- [Instructions to follow] Answer with a single number: how many lines in the listing below include "Magnetic"?

- [Input records]
○ ○ ○ ○ ○ ○ ○
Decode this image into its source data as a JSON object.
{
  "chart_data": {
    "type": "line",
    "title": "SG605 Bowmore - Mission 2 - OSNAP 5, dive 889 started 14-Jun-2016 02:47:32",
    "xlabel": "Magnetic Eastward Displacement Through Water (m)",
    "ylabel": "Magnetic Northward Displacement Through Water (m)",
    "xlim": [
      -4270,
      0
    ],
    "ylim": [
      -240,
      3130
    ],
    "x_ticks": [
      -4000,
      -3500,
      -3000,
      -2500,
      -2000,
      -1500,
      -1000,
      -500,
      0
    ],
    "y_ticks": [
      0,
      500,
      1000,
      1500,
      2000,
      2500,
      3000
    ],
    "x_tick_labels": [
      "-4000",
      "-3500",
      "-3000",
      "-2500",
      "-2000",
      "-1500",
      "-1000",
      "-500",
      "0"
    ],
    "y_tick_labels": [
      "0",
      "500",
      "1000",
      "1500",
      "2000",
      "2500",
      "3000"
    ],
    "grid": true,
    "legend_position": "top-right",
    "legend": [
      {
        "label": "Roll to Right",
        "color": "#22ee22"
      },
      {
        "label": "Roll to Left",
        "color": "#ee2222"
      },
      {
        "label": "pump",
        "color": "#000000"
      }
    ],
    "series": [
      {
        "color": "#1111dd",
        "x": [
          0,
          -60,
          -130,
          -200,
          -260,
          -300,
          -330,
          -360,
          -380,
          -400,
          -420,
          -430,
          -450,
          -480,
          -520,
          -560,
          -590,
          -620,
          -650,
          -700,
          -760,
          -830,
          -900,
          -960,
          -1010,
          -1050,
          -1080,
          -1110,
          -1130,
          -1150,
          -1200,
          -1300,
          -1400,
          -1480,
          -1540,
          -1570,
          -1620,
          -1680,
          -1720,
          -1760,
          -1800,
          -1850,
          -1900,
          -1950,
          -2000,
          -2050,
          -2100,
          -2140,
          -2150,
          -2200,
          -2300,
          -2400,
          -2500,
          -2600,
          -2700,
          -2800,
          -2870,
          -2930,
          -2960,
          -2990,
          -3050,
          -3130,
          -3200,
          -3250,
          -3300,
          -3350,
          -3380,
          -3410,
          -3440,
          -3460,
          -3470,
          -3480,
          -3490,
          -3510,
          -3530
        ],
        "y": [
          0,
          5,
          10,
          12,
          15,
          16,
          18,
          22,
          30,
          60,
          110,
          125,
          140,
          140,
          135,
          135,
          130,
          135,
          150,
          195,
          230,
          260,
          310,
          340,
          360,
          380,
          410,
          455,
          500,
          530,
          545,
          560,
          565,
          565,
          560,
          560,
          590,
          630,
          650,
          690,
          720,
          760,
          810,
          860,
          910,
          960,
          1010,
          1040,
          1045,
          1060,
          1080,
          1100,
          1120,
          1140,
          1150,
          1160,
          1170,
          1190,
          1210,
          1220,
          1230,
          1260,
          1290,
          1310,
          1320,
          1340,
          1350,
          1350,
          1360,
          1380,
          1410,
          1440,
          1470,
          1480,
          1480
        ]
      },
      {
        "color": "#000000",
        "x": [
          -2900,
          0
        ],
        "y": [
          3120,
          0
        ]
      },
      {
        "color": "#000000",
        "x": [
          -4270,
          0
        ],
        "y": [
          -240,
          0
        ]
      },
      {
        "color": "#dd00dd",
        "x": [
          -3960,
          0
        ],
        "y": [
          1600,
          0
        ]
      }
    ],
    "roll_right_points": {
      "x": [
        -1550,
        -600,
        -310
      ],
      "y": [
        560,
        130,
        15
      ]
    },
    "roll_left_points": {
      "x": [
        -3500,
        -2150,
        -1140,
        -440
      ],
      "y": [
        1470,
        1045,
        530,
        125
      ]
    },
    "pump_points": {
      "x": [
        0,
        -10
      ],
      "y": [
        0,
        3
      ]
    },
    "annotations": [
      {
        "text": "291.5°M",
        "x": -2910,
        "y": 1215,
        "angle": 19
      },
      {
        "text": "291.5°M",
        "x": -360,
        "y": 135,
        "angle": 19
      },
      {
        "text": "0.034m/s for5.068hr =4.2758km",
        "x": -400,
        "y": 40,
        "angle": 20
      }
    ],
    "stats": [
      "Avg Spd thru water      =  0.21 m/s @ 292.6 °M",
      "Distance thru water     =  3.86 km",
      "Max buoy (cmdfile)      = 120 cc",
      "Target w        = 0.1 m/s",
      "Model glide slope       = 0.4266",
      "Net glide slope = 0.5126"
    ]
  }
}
○ ○ ○ ○ ○ ○ ○
- [Worked solution] 2